▼

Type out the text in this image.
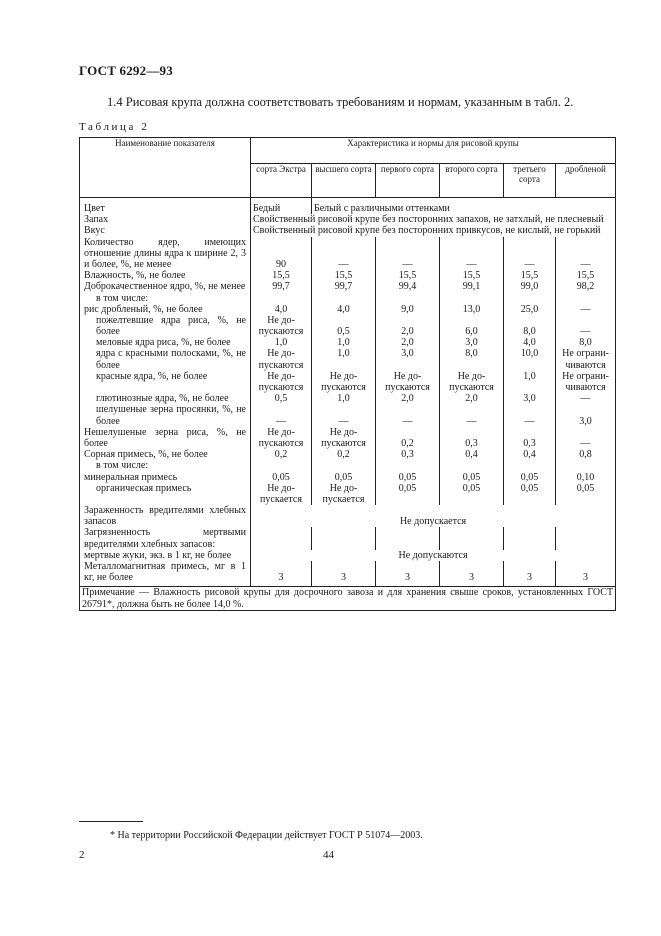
ГОСТ 6292—93
1.4 Рисовая крупа должна соответствовать требованиям и нормам, указанным в табл. 2.
Таблица 2
Наименование показателя	Характеристика и нормы для рисовой крупы					
	сорта Экстра	высшего сорта	первого сорта	второго сорта	третьего сорта	дробленой
Цвет	Бедый	Белый с различными оттенками				
Запах	Свойственный рисовой крупе без посторонних запахов, не затхлый, не плесневый					
Вкус	Свойственный рисовой крупе без посторонних привкусов, не кислый, не горький					
Количество ядер, имеющих отношение длины ядра к ширине 2, 3 и более, %, не менее	90	—	—	—	—	—
Влажность, %, не более	15,5	15,5	15,5	15,5	15,5	15,5
Доброкачественное ядро, %, не менее	99,7	99,7	99,4	99,1	99,0	98,2
в том числе:						
рис дробленый, %, не более	4,0	4,0	9,0	13,0	25,0	—
пожелтевшие ядра риса, %, не более	Не до-пускаются	0,5	2,0	6,0	8,0	—
меловые ядра риса, %, не более	1,0	1,0	2,0	3,0	4,0	8,0
ядра с красными полосками, %, не более	Не до-пускаются	1,0	3,0	8,0	10,0	Не ограни-чиваются
красные ядра, %, не более	Не до-пускаются	Не до-пускаются	Не до-пускаются	Не до-пускаются	1,0	Не ограни-чиваются
глютинозные ядра, %, не более	0,5	1,0	2,0	2,0	3,0	—
шелушеные зерна просянки, %, не более	—	—	—	—	—	3,0
Нешелушеные зерна риса, %, не более	Не до-пускаются	Не до-пускаются	0,2	0,3	0,3	—
Сорная примесь, %, не более	0,2	0,2	0,3	0,4	0,4	0,8
в том числе:						
минеральная примесь	0,05	0,05	0,05	0,05	0,05	0,10
органическая примесь	Не до-пускается	Не до-пускается	0,05	0,05	0,05	0,05
Зараженность вредителями хлебных запасов	Не допускается					
Загрязненность мертвыми вредителями хлебных запасов:						
мертвые жуки, экз. в 1 кг, не более	Не допускаются					
Металломагнитная примесь, мг в 1 кг, не более	3	3	3	3	3	3
Примечание — Влажность рисовой крупы для досрочного завоза и для хранения свыше сроков, установленных ГОСТ 26791*, должна быть не более 14,0 %.						
* На территории Российской Федерации действует ГОСТ Р 51074—2003.
2	44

▲

#### Aim:
Where a line of the records above holds the word "запасов", copy that line.

#### Result:
Зараженность вредителями хлебных запасов	Не допускается					
Загрязненность мертвыми вредителями хлебных запасов:						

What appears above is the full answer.